Your task: Search the records below for the word "xlabel". Pull out each line that has it.

## begin Supplied data

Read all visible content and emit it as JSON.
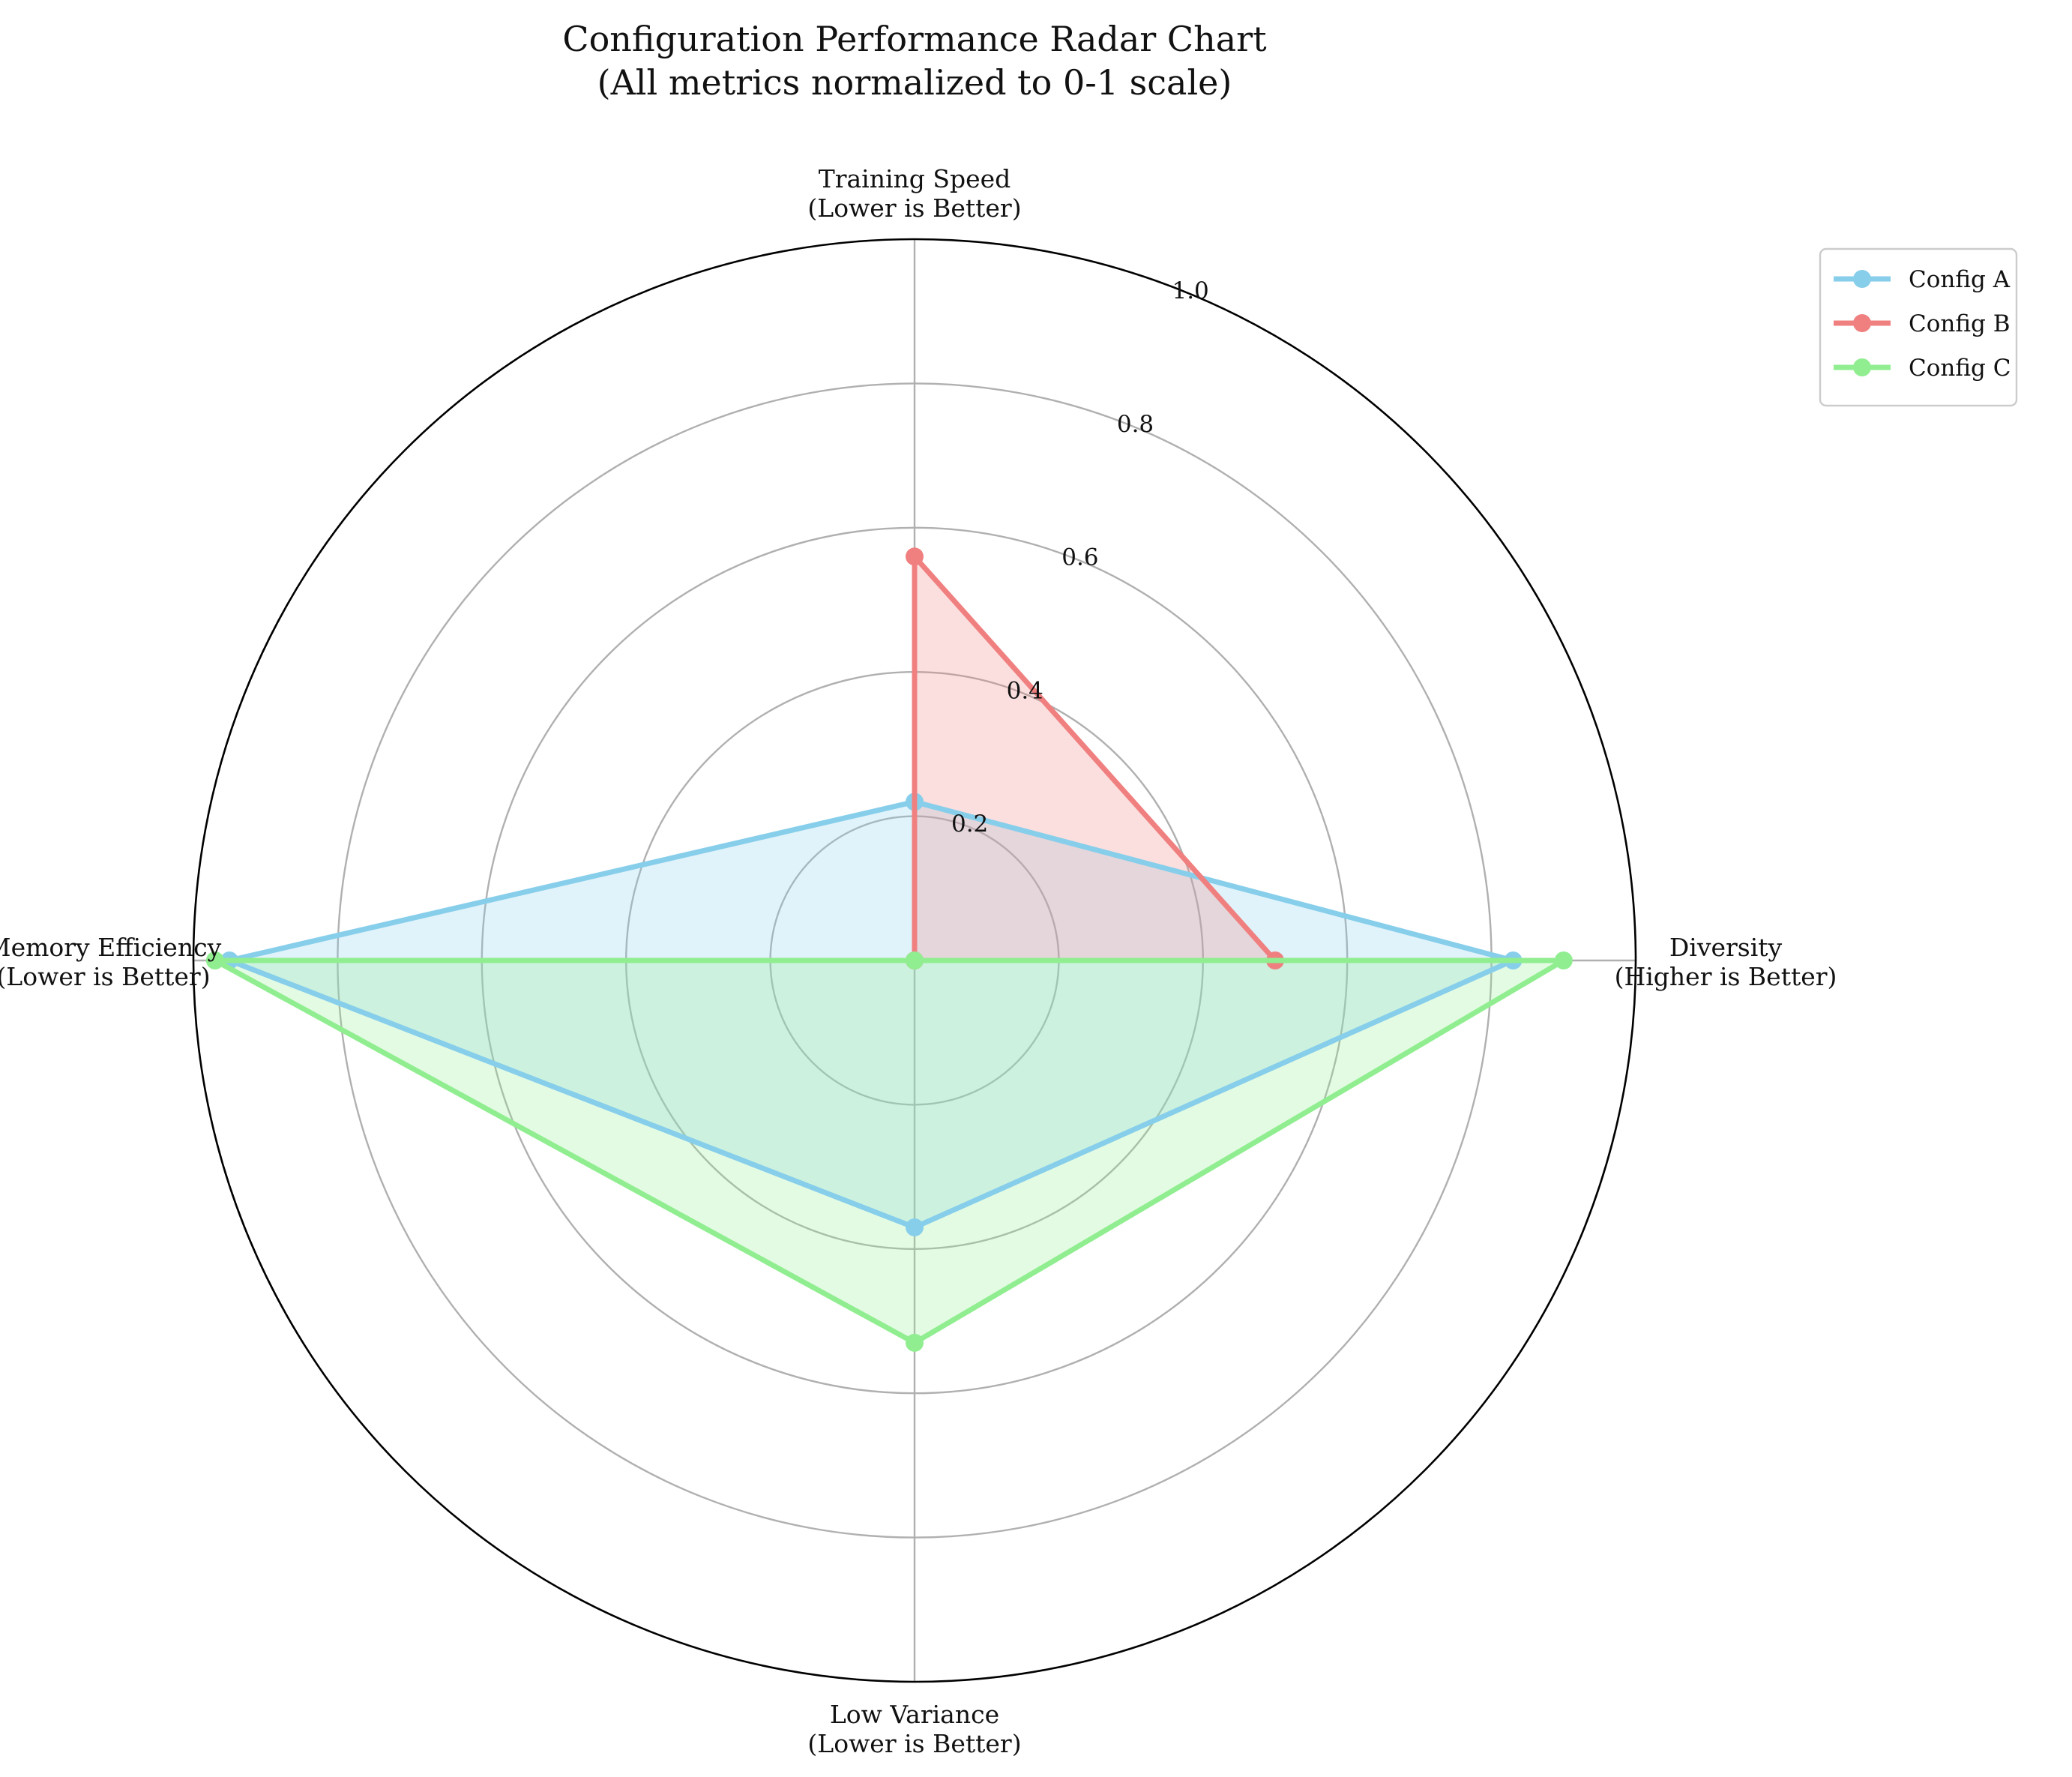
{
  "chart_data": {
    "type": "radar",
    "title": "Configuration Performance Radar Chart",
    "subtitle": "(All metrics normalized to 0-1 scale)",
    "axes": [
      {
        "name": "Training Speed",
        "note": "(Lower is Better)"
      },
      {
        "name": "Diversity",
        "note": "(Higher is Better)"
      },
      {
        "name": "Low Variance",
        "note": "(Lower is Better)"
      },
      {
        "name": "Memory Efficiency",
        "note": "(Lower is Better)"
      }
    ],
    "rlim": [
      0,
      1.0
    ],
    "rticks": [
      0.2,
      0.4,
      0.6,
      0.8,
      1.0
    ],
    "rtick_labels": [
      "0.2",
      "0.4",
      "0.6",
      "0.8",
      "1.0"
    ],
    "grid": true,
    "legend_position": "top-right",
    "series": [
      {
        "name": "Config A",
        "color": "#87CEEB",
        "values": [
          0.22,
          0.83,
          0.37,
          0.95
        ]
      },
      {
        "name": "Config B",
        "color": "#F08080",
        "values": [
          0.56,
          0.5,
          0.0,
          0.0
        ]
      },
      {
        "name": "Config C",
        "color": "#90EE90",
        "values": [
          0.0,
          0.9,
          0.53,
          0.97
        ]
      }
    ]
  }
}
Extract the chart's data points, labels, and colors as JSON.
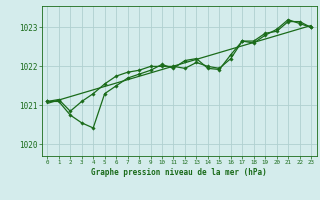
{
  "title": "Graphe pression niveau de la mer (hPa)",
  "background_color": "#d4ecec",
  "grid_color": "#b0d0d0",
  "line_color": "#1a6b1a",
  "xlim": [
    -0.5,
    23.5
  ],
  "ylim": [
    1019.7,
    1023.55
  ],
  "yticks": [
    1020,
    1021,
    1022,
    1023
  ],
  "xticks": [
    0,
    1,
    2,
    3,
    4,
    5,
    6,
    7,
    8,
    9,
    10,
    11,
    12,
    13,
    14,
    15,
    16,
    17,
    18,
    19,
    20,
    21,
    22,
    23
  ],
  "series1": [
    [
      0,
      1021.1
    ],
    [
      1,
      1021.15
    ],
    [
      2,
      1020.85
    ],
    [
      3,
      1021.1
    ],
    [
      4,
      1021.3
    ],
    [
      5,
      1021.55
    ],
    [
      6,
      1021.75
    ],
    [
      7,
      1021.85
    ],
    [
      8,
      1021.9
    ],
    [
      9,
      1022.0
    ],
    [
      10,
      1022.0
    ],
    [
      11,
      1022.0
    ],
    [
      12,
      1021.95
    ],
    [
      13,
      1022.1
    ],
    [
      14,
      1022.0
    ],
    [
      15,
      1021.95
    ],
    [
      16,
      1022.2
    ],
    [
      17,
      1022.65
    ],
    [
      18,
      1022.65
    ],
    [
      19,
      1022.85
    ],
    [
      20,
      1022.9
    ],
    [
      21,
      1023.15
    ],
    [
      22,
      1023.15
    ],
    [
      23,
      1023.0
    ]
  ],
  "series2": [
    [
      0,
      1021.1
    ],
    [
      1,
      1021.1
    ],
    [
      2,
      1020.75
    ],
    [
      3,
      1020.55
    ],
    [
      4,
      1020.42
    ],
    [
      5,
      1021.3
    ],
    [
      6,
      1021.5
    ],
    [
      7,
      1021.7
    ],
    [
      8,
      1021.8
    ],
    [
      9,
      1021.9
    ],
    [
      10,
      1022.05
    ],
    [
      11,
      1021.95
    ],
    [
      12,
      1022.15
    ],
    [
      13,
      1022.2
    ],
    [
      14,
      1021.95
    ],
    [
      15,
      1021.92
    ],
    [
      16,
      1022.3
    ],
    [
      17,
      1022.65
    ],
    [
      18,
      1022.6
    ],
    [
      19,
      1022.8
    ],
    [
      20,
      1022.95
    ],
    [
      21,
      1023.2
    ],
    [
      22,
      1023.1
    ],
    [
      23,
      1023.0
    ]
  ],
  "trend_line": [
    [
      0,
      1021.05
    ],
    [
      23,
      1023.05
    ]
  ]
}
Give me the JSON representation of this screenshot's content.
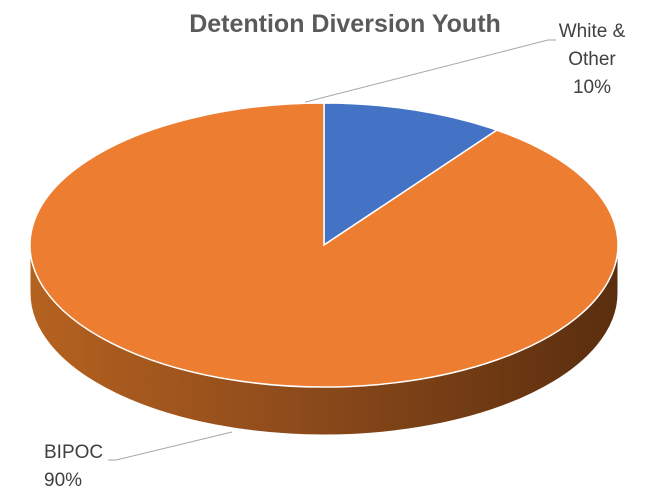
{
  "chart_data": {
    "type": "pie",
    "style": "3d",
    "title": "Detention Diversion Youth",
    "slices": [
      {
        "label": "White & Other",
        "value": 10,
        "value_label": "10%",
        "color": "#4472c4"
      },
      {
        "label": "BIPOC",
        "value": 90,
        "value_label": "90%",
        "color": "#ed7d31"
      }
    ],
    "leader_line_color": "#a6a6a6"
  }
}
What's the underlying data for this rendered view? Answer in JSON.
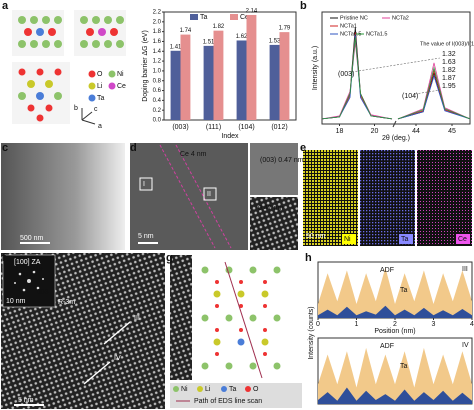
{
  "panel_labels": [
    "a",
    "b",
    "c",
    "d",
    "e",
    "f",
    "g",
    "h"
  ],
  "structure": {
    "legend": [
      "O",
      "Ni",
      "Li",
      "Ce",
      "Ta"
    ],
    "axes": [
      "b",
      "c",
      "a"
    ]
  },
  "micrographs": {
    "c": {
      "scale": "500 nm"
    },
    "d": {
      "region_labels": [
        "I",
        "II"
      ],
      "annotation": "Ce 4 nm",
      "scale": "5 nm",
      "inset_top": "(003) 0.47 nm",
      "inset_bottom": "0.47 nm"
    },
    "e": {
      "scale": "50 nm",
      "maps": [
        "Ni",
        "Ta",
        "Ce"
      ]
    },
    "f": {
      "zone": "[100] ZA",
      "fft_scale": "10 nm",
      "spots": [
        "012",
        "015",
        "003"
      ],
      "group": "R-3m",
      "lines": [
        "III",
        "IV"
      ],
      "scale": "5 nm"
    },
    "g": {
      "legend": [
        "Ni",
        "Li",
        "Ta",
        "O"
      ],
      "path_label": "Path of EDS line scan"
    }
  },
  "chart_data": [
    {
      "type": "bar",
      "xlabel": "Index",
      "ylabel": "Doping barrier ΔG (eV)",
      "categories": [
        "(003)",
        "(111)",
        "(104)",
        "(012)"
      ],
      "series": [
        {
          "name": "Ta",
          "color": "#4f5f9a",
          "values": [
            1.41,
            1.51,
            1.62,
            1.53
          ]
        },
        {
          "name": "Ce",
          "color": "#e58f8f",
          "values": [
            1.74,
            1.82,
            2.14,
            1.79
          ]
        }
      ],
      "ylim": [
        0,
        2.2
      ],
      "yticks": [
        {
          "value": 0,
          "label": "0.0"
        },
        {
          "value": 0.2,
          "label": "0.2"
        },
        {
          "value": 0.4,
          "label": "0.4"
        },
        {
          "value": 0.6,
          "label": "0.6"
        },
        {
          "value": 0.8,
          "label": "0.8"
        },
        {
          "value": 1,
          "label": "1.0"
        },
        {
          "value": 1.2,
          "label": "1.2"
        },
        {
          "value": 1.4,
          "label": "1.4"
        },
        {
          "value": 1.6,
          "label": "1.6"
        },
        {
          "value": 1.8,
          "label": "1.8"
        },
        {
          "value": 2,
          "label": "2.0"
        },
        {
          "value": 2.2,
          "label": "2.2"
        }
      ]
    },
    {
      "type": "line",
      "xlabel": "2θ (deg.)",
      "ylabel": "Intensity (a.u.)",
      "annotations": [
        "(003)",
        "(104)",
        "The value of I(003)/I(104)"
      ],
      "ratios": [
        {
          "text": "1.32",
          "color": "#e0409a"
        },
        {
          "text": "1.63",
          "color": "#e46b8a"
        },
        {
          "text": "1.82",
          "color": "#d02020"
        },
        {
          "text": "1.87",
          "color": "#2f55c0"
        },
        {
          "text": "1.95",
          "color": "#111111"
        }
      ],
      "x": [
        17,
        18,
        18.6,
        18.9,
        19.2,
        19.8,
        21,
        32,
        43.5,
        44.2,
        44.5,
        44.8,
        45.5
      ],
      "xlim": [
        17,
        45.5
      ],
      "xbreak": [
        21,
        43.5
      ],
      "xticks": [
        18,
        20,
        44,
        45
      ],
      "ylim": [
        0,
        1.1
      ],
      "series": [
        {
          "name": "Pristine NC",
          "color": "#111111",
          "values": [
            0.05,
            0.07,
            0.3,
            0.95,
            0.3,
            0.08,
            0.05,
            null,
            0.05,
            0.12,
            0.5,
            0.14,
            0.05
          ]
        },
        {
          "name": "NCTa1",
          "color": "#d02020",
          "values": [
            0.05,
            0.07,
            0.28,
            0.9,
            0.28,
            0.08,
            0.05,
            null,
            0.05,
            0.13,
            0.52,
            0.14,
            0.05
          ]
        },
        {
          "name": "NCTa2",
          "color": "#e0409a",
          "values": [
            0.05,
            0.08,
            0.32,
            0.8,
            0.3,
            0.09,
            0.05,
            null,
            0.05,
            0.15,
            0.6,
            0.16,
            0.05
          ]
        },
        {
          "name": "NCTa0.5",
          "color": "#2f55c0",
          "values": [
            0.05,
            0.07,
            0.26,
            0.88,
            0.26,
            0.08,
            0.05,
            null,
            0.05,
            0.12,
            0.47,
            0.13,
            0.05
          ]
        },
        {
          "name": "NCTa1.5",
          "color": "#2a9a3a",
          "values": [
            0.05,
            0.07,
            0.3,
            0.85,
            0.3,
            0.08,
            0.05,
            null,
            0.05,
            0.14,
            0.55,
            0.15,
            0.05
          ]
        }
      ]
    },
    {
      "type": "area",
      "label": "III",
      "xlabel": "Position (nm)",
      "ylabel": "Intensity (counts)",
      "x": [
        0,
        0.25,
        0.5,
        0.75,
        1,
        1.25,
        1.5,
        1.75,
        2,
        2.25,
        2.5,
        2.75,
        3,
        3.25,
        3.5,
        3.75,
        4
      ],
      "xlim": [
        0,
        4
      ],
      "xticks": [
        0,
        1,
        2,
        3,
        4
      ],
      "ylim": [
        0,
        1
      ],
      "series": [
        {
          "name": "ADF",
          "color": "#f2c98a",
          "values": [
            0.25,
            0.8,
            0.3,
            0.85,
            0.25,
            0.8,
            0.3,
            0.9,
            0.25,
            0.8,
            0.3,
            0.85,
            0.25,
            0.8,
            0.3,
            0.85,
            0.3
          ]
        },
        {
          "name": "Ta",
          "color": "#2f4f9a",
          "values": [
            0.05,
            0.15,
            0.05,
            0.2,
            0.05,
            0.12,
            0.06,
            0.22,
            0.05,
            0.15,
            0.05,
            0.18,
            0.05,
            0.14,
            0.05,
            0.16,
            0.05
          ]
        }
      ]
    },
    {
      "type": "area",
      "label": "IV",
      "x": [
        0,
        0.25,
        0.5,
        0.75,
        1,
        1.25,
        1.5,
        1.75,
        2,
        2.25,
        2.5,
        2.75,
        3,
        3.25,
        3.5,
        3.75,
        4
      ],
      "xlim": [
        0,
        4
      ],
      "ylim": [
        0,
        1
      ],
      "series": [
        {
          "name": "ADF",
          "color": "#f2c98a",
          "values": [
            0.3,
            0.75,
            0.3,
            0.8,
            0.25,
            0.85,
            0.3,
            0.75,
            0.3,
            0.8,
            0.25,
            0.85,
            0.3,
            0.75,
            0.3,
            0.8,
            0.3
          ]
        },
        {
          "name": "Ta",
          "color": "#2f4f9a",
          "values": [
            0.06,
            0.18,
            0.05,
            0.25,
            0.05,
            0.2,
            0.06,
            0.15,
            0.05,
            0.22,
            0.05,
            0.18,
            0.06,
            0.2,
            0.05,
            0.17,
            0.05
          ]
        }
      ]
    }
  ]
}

## end Supplied data

Result for this exercise:
      "xlabel": "Index",
      "xlabel": "2θ (deg.)",
      "xlabel": "Position (nm)",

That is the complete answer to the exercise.